Stored records:
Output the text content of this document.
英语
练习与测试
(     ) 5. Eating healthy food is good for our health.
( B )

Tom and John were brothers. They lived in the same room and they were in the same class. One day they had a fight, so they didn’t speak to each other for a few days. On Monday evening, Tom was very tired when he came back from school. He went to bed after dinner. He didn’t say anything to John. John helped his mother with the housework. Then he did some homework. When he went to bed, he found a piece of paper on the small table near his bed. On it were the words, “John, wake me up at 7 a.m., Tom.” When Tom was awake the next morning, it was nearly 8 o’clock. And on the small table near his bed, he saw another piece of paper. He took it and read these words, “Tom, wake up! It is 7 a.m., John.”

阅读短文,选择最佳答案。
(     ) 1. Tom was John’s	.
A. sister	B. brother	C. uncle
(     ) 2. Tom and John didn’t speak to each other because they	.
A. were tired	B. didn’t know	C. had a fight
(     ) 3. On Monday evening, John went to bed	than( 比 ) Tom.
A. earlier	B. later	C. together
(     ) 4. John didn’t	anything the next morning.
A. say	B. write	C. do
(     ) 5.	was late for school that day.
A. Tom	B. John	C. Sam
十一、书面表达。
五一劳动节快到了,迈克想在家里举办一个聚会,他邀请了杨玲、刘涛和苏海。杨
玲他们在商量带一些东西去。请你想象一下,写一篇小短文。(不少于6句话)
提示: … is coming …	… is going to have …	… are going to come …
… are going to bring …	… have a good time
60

■ **Task goal**:
Show the lines where the word "tired" appears in the entries.

■ **Output for this task**:
Tom and John were brothers. They lived in the same room and they were in the same class. One day they had a fight, so they didn’t speak to each other for a few days. On Monday evening, Tom was very tired when he came back from school. He went to bed after dinner. He didn’t say anything to John. John helped his mother with the housework. Then he did some homework. When he went to bed, he found a piece of paper on the small table near his bed. On it were the words, “John, wake me up at 7 a.m., Tom.” When Tom was awake the next morning, it was nearly 8 o’clock. And on the small table near his bed, he saw another piece of paper. He took it and read these words, “Tom, wake up! It is 7 a.m., John.”
A. were tired	B. didn’t know	C. had a fight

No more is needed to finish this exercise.